Task:
Go through the listing and set it down exactly, leaving out its pictures.

Entries with figure data:
+ + + +

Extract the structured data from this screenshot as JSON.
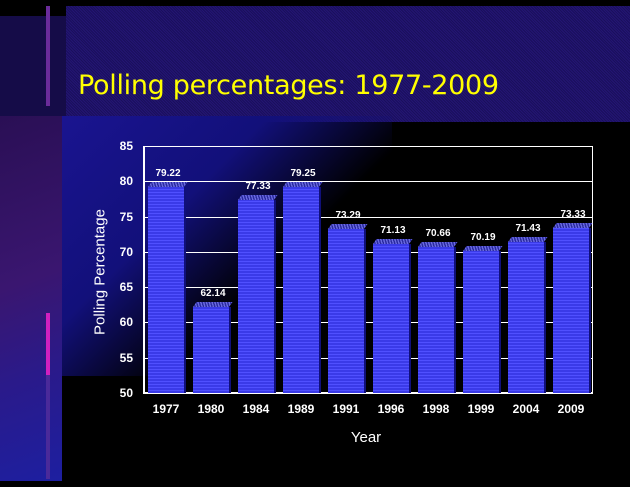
{
  "slide": {
    "title": "Polling percentages: 1977-2009",
    "title_color": "#ffff00",
    "background_color": "#000000"
  },
  "chart_data": {
    "type": "bar",
    "title": "Polling percentages: 1977-2009",
    "xlabel": "Year",
    "ylabel": "Polling Percentage",
    "categories": [
      "1977",
      "1980",
      "1984",
      "1989",
      "1991",
      "1996",
      "1998",
      "1999",
      "2004",
      "2009"
    ],
    "values": [
      79.22,
      62.14,
      77.33,
      79.25,
      73.29,
      71.13,
      70.66,
      70.19,
      71.43,
      73.33
    ],
    "value_labels": [
      "79.22",
      "62.14",
      "77.33",
      "79.25",
      "73.29",
      "71.13",
      "70.66",
      "70.19",
      "71.43",
      "73.33"
    ],
    "ylim": [
      50,
      85
    ],
    "yticks": [
      "85",
      "80",
      "75",
      "70",
      "65",
      "60",
      "55",
      "50"
    ],
    "grid": true,
    "legend": "none",
    "bar_color": "#3a3ae8"
  }
}
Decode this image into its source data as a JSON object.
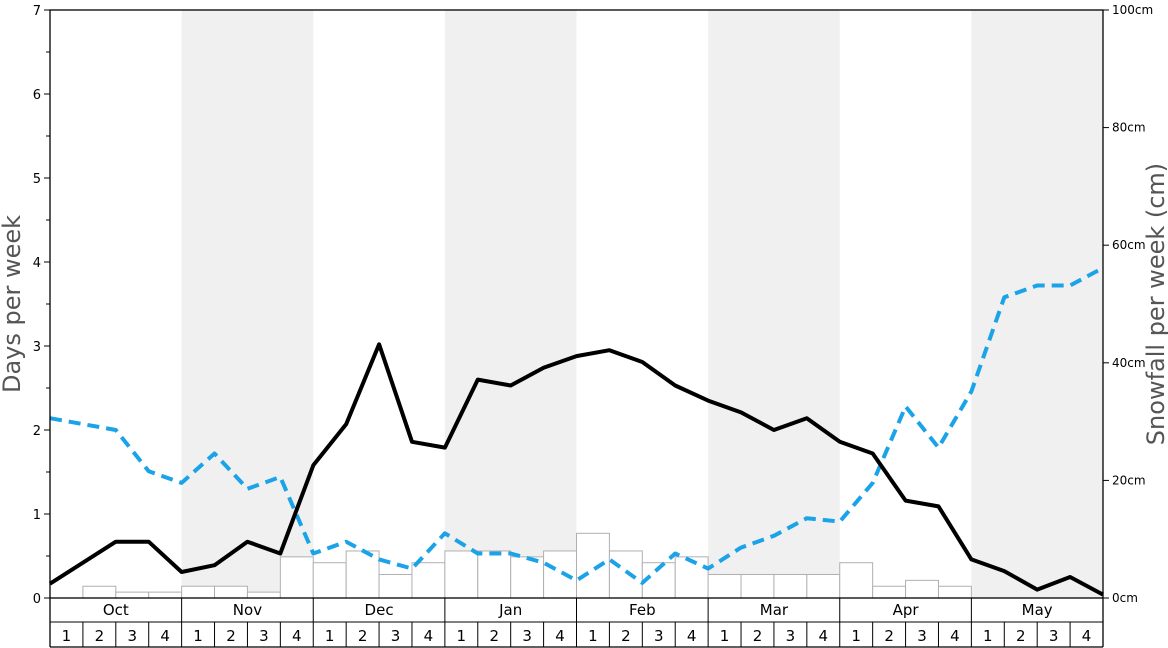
{
  "chart_data": {
    "type": "bar+line",
    "months": [
      "Oct",
      "Nov",
      "Dec",
      "Jan",
      "Feb",
      "Mar",
      "Apr",
      "May"
    ],
    "week_labels": [
      "1",
      "2",
      "3",
      "4"
    ],
    "y_left": {
      "label": "Days per week",
      "min": 0,
      "max": 7,
      "ticks": [
        "0",
        "1",
        "2",
        "3",
        "4",
        "5",
        "6",
        "7"
      ]
    },
    "y_right": {
      "label": "Snowfall per week (cm)",
      "min": 0,
      "max": 100,
      "ticks": [
        "0cm",
        "20cm",
        "40cm",
        "60cm",
        "80cm",
        "100cm"
      ]
    },
    "snowfall_bars_cm": [
      0,
      2,
      1,
      1,
      2,
      2,
      1,
      7,
      6,
      8,
      4,
      6,
      8,
      8,
      7,
      8,
      11,
      8,
      6,
      7,
      4,
      4,
      4,
      4,
      6,
      2,
      3,
      2,
      0,
      0,
      0,
      0
    ],
    "solid_line_days": [
      0.17,
      0.42,
      0.67,
      0.67,
      0.31,
      0.39,
      0.67,
      0.53,
      1.58,
      2.07,
      3.02,
      1.86,
      1.79,
      2.6,
      2.53,
      2.74,
      2.88,
      2.95,
      2.81,
      2.53,
      2.35,
      2.21,
      2.0,
      2.14,
      1.86,
      1.72,
      1.16,
      1.09,
      0.46,
      0.32,
      0.1,
      0.25,
      0.04
    ],
    "dashed_line_days": [
      2.14,
      2.07,
      2.0,
      1.51,
      1.37,
      1.72,
      1.3,
      1.44,
      0.53,
      0.67,
      0.46,
      0.35,
      0.77,
      0.53,
      0.53,
      0.42,
      0.21,
      0.46,
      0.18,
      0.53,
      0.35,
      0.6,
      0.74,
      0.95,
      0.91,
      1.37,
      2.28,
      1.79,
      2.46,
      3.58,
      3.72,
      3.72,
      3.93
    ],
    "colors": {
      "solid_line": "#000000",
      "dashed_line": "#1aa3e8",
      "band_shade": "#f0f0f0",
      "bar_fill": "#ffffff",
      "bar_stroke": "#b0b0b0"
    }
  }
}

+ + + +

Result below:
Extract the structured data from this screenshot as JSON.
{
  "slide": {
    "title": "Polling percentages: 1977-2009",
    "title_color": "#ffff00",
    "background_color": "#000000"
  },
  "chart_data": {
    "type": "bar",
    "title": "Polling percentages: 1977-2009",
    "xlabel": "Year",
    "ylabel": "Polling Percentage",
    "categories": [
      "1977",
      "1980",
      "1984",
      "1989",
      "1991",
      "1996",
      "1998",
      "1999",
      "2004",
      "2009"
    ],
    "values": [
      79.22,
      62.14,
      77.33,
      79.25,
      73.29,
      71.13,
      70.66,
      70.19,
      71.43,
      73.33
    ],
    "value_labels": [
      "79.22",
      "62.14",
      "77.33",
      "79.25",
      "73.29",
      "71.13",
      "70.66",
      "70.19",
      "71.43",
      "73.33"
    ],
    "ylim": [
      50,
      85
    ],
    "yticks": [
      "85",
      "80",
      "75",
      "70",
      "65",
      "60",
      "55",
      "50"
    ],
    "grid": true,
    "legend": "none",
    "bar_color": "#3a3ae8"
  }
}
Decode this image into its source data as a JSON object.
{
  "chart_data": {
    "type": "bar+line",
    "months": [
      "Oct",
      "Nov",
      "Dec",
      "Jan",
      "Feb",
      "Mar",
      "Apr",
      "May"
    ],
    "week_labels": [
      "1",
      "2",
      "3",
      "4"
    ],
    "y_left": {
      "label": "Days per week",
      "min": 0,
      "max": 7,
      "ticks": [
        "0",
        "1",
        "2",
        "3",
        "4",
        "5",
        "6",
        "7"
      ]
    },
    "y_right": {
      "label": "Snowfall per week (cm)",
      "min": 0,
      "max": 100,
      "ticks": [
        "0cm",
        "20cm",
        "40cm",
        "60cm",
        "80cm",
        "100cm"
      ]
    },
    "snowfall_bars_cm": [
      0,
      2,
      1,
      1,
      2,
      2,
      1,
      7,
      6,
      8,
      4,
      6,
      8,
      8,
      7,
      8,
      11,
      8,
      6,
      7,
      4,
      4,
      4,
      4,
      6,
      2,
      3,
      2,
      0,
      0,
      0,
      0
    ],
    "solid_line_days": [
      0.17,
      0.42,
      0.67,
      0.67,
      0.31,
      0.39,
      0.67,
      0.53,
      1.58,
      2.07,
      3.02,
      1.86,
      1.79,
      2.6,
      2.53,
      2.74,
      2.88,
      2.95,
      2.81,
      2.53,
      2.35,
      2.21,
      2.0,
      2.14,
      1.86,
      1.72,
      1.16,
      1.09,
      0.46,
      0.32,
      0.1,
      0.25,
      0.04
    ],
    "dashed_line_days": [
      2.14,
      2.07,
      2.0,
      1.51,
      1.37,
      1.72,
      1.3,
      1.44,
      0.53,
      0.67,
      0.46,
      0.35,
      0.77,
      0.53,
      0.53,
      0.42,
      0.21,
      0.46,
      0.18,
      0.53,
      0.35,
      0.6,
      0.74,
      0.95,
      0.91,
      1.37,
      2.28,
      1.79,
      2.46,
      3.58,
      3.72,
      3.72,
      3.93
    ],
    "colors": {
      "solid_line": "#000000",
      "dashed_line": "#1aa3e8",
      "band_shade": "#f0f0f0",
      "bar_fill": "#ffffff",
      "bar_stroke": "#b0b0b0"
    }
  }
}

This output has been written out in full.